The task: Single out the lines that include the word "JSON". Copy them.

=== Input data ===

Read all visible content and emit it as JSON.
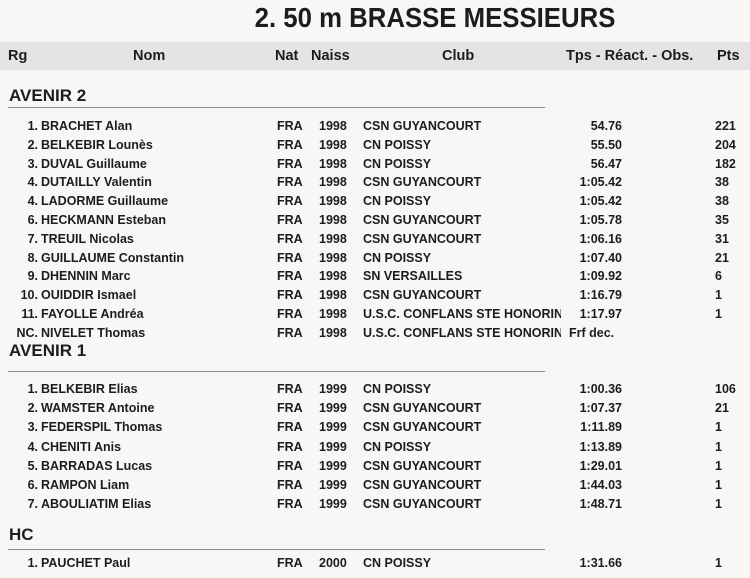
{
  "title": "2.  50 m BRASSE MESSIEURS",
  "header": {
    "rank": "Rg",
    "name": "Nom",
    "nat": "Nat",
    "birth": "Naiss",
    "club": "Club",
    "time": "Tps - Réact. - Obs.",
    "points": "Pts"
  },
  "sections": [
    {
      "name": "AVENIR 2",
      "rows": [
        {
          "rank": "1.",
          "name": "BRACHET Alan",
          "nat": "FRA",
          "birth": "1998",
          "club": "CSN GUYANCOURT",
          "time": "54.76",
          "points": "221"
        },
        {
          "rank": "2.",
          "name": "BELKEBIR Lounès",
          "nat": "FRA",
          "birth": "1998",
          "club": "CN POISSY",
          "time": "55.50",
          "points": "204"
        },
        {
          "rank": "3.",
          "name": "DUVAL Guillaume",
          "nat": "FRA",
          "birth": "1998",
          "club": "CN POISSY",
          "time": "56.47",
          "points": "182"
        },
        {
          "rank": "4.",
          "name": "DUTAILLY Valentin",
          "nat": "FRA",
          "birth": "1998",
          "club": "CSN GUYANCOURT",
          "time": "1:05.42",
          "points": "38"
        },
        {
          "rank": "4.",
          "name": "LADORME Guillaume",
          "nat": "FRA",
          "birth": "1998",
          "club": "CN POISSY",
          "time": "1:05.42",
          "points": "38"
        },
        {
          "rank": "6.",
          "name": "HECKMANN Esteban",
          "nat": "FRA",
          "birth": "1998",
          "club": "CSN GUYANCOURT",
          "time": "1:05.78",
          "points": "35"
        },
        {
          "rank": "7.",
          "name": "TREUIL Nicolas",
          "nat": "FRA",
          "birth": "1998",
          "club": "CSN GUYANCOURT",
          "time": "1:06.16",
          "points": "31"
        },
        {
          "rank": "8.",
          "name": "GUILLAUME Constantin",
          "nat": "FRA",
          "birth": "1998",
          "club": "CN POISSY",
          "time": "1:07.40",
          "points": "21"
        },
        {
          "rank": "9.",
          "name": "DHENNIN Marc",
          "nat": "FRA",
          "birth": "1998",
          "club": "SN VERSAILLES",
          "time": "1:09.92",
          "points": "6"
        },
        {
          "rank": "10.",
          "name": "OUIDDIR Ismael",
          "nat": "FRA",
          "birth": "1998",
          "club": "CSN GUYANCOURT",
          "time": "1:16.79",
          "points": "1"
        },
        {
          "rank": "11.",
          "name": "FAYOLLE Andréa",
          "nat": "FRA",
          "birth": "1998",
          "club": "U.S.C. CONFLANS STE HONORINE",
          "time": "1:17.97",
          "points": "1"
        },
        {
          "rank": "NC.",
          "name": "NIVELET Thomas",
          "nat": "FRA",
          "birth": "1998",
          "club": "U.S.C. CONFLANS STE HONORINE",
          "time": "Frf dec.",
          "points": ""
        }
      ]
    },
    {
      "name": "AVENIR 1",
      "rows": [
        {
          "rank": "1.",
          "name": "BELKEBIR Elias",
          "nat": "FRA",
          "birth": "1999",
          "club": "CN POISSY",
          "time": "1:00.36",
          "points": "106"
        },
        {
          "rank": "2.",
          "name": "WAMSTER Antoine",
          "nat": "FRA",
          "birth": "1999",
          "club": "CSN GUYANCOURT",
          "time": "1:07.37",
          "points": "21"
        },
        {
          "rank": "3.",
          "name": "FEDERSPIL Thomas",
          "nat": "FRA",
          "birth": "1999",
          "club": "CSN GUYANCOURT",
          "time": "1:11.89",
          "points": "1"
        },
        {
          "rank": "4.",
          "name": "CHENITI Anis",
          "nat": "FRA",
          "birth": "1999",
          "club": "CN POISSY",
          "time": "1:13.89",
          "points": "1"
        },
        {
          "rank": "5.",
          "name": "BARRADAS Lucas",
          "nat": "FRA",
          "birth": "1999",
          "club": "CSN GUYANCOURT",
          "time": "1:29.01",
          "points": "1"
        },
        {
          "rank": "6.",
          "name": "RAMPON Liam",
          "nat": "FRA",
          "birth": "1999",
          "club": "CSN GUYANCOURT",
          "time": "1:44.03",
          "points": "1"
        },
        {
          "rank": "7.",
          "name": "ABOULIATIM Elias",
          "nat": "FRA",
          "birth": "1999",
          "club": "CSN GUYANCOURT",
          "time": "1:48.71",
          "points": "1"
        }
      ]
    },
    {
      "name": "HC",
      "rows": [
        {
          "rank": "1.",
          "name": "PAUCHET Paul",
          "nat": "FRA",
          "birth": "2000",
          "club": "CN POISSY",
          "time": "1:31.66",
          "points": "1"
        }
      ]
    }
  ]
}
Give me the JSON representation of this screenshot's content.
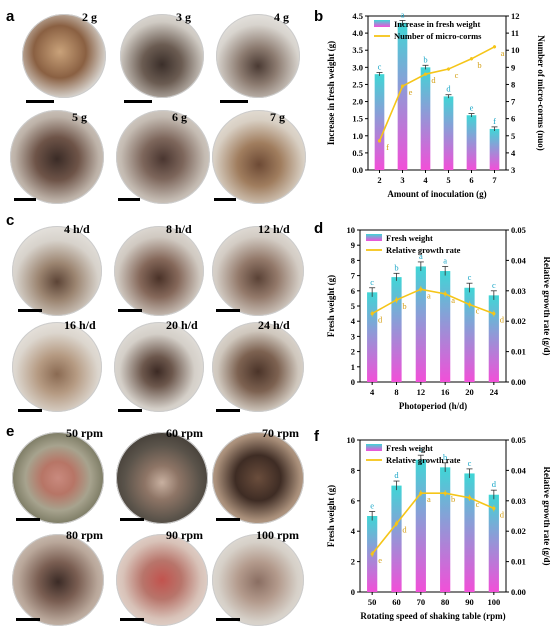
{
  "panels": {
    "a": {
      "letter": "a",
      "photos": [
        {
          "label": "2 g"
        },
        {
          "label": "3 g"
        },
        {
          "label": "4 g"
        },
        {
          "label": "5 g"
        },
        {
          "label": "6 g"
        },
        {
          "label": "7 g"
        }
      ]
    },
    "c": {
      "letter": "c",
      "photos": [
        {
          "label": "4 h/d"
        },
        {
          "label": "8 h/d"
        },
        {
          "label": "12 h/d"
        },
        {
          "label": "16 h/d"
        },
        {
          "label": "20 h/d"
        },
        {
          "label": "24 h/d"
        }
      ]
    },
    "e": {
      "letter": "e",
      "photos": [
        {
          "label": "50 rpm"
        },
        {
          "label": "60 rpm"
        },
        {
          "label": "70 rpm"
        },
        {
          "label": "80 rpm"
        },
        {
          "label": "90 rpm"
        },
        {
          "label": "100 rpm"
        }
      ]
    }
  },
  "colors": {
    "bar_top": "#3fd6d6",
    "bar_bottom": "#f24fd8",
    "line": "#f5c518",
    "letter_bar": "#1aa6c7",
    "letter_line": "#d4a017"
  },
  "chart_data": [
    {
      "letter": "b",
      "type": "bar+line",
      "categories": [
        "2",
        "3",
        "4",
        "5",
        "6",
        "7"
      ],
      "xlabel": "Amount of inoculation (g)",
      "ylabel": "Increase in fresh weight (g)",
      "y2label": "Number of micro-corms (nuo)",
      "ylim": [
        0,
        4.5
      ],
      "yticks": [
        "0.0",
        "0.5",
        "1.0",
        "1.5",
        "2.0",
        "2.5",
        "3.0",
        "3.5",
        "4.0",
        "4.5"
      ],
      "y2lim": [
        3,
        12
      ],
      "y2ticks": [
        "3",
        "4",
        "5",
        "6",
        "7",
        "8",
        "9",
        "10",
        "11",
        "12"
      ],
      "legend": [
        "Increase in fresh weight",
        "Number of micro-corms"
      ],
      "legend_position": "top-left",
      "series": [
        {
          "name": "Increase in fresh weight",
          "axis": "left",
          "kind": "bar",
          "values": [
            2.8,
            4.3,
            3.0,
            2.15,
            1.6,
            1.2
          ],
          "errors": [
            0.05,
            0.07,
            0.06,
            0.05,
            0.05,
            0.06
          ],
          "letters": [
            "c",
            "a",
            "b",
            "d",
            "e",
            "f"
          ]
        },
        {
          "name": "Number of micro-corms",
          "axis": "right",
          "kind": "line",
          "values": [
            4.7,
            7.9,
            8.6,
            8.9,
            9.5,
            10.2
          ],
          "errors": [
            0.1,
            0.1,
            0.1,
            0.1,
            0.1,
            0.1
          ],
          "letters": [
            "f",
            "e",
            "d",
            "c",
            "b",
            "a"
          ]
        }
      ]
    },
    {
      "letter": "d",
      "type": "bar+line",
      "categories": [
        "4",
        "8",
        "12",
        "16",
        "20",
        "24"
      ],
      "xlabel": "Photoperiod (h/d)",
      "ylabel": "Fresh weight (g)",
      "y2label": "Relative growth rate (g/d)",
      "ylim": [
        0,
        10
      ],
      "yticks": [
        "0",
        "1",
        "2",
        "3",
        "4",
        "5",
        "6",
        "7",
        "8",
        "9",
        "10"
      ],
      "y2lim": [
        0,
        0.05
      ],
      "y2ticks": [
        "0.00",
        "0.01",
        "0.02",
        "0.03",
        "0.04",
        "0.05"
      ],
      "legend": [
        "Fresh weight",
        "Relative growth rate"
      ],
      "legend_position": "top-left",
      "series": [
        {
          "name": "Fresh weight",
          "axis": "left",
          "kind": "bar",
          "values": [
            5.9,
            6.9,
            7.6,
            7.3,
            6.2,
            5.7
          ],
          "errors": [
            0.3,
            0.25,
            0.3,
            0.3,
            0.3,
            0.3
          ],
          "letters": [
            "c",
            "b",
            "a",
            "a",
            "c",
            "c"
          ]
        },
        {
          "name": "Relative growth rate",
          "axis": "right",
          "kind": "line",
          "values": [
            0.0225,
            0.027,
            0.0305,
            0.029,
            0.0255,
            0.0225
          ],
          "errors": [
            0.001,
            0.001,
            0.001,
            0.001,
            0.001,
            0.001
          ],
          "letters": [
            "d",
            "b",
            "a",
            "a",
            "c",
            "d"
          ]
        }
      ]
    },
    {
      "letter": "f",
      "type": "bar+line",
      "categories": [
        "50",
        "60",
        "70",
        "80",
        "90",
        "100"
      ],
      "xlabel": "Rotating speed of shaking table (rpm)",
      "ylabel": "Fresh weight (g)",
      "y2label": "Relative growth rate (g/d)",
      "ylim": [
        0,
        10
      ],
      "yticks": [
        "0",
        "2",
        "4",
        "6",
        "8",
        "10"
      ],
      "y2lim": [
        0,
        0.05
      ],
      "y2ticks": [
        "0.00",
        "0.01",
        "0.02",
        "0.03",
        "0.04",
        "0.05"
      ],
      "legend": [
        "Fresh weight",
        "Relative growth rate"
      ],
      "legend_position": "top-left",
      "series": [
        {
          "name": "Fresh weight",
          "axis": "left",
          "kind": "bar",
          "values": [
            5.0,
            7.0,
            8.7,
            8.2,
            7.8,
            6.4
          ],
          "errors": [
            0.3,
            0.3,
            0.3,
            0.3,
            0.3,
            0.3
          ],
          "letters": [
            "e",
            "d",
            "a",
            "b",
            "c",
            "d"
          ]
        },
        {
          "name": "Relative growth rate",
          "axis": "right",
          "kind": "line",
          "values": [
            0.0125,
            0.0225,
            0.0325,
            0.0325,
            0.031,
            0.0275
          ],
          "errors": [
            0.001,
            0.001,
            0.001,
            0.001,
            0.001,
            0.001
          ],
          "letters": [
            "e",
            "d",
            "a",
            "b",
            "c",
            "d"
          ]
        }
      ]
    }
  ]
}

===

Solution to the problem:
Read all visible content and emit it as JSON.
Give me the JSON representation of this screenshot's content.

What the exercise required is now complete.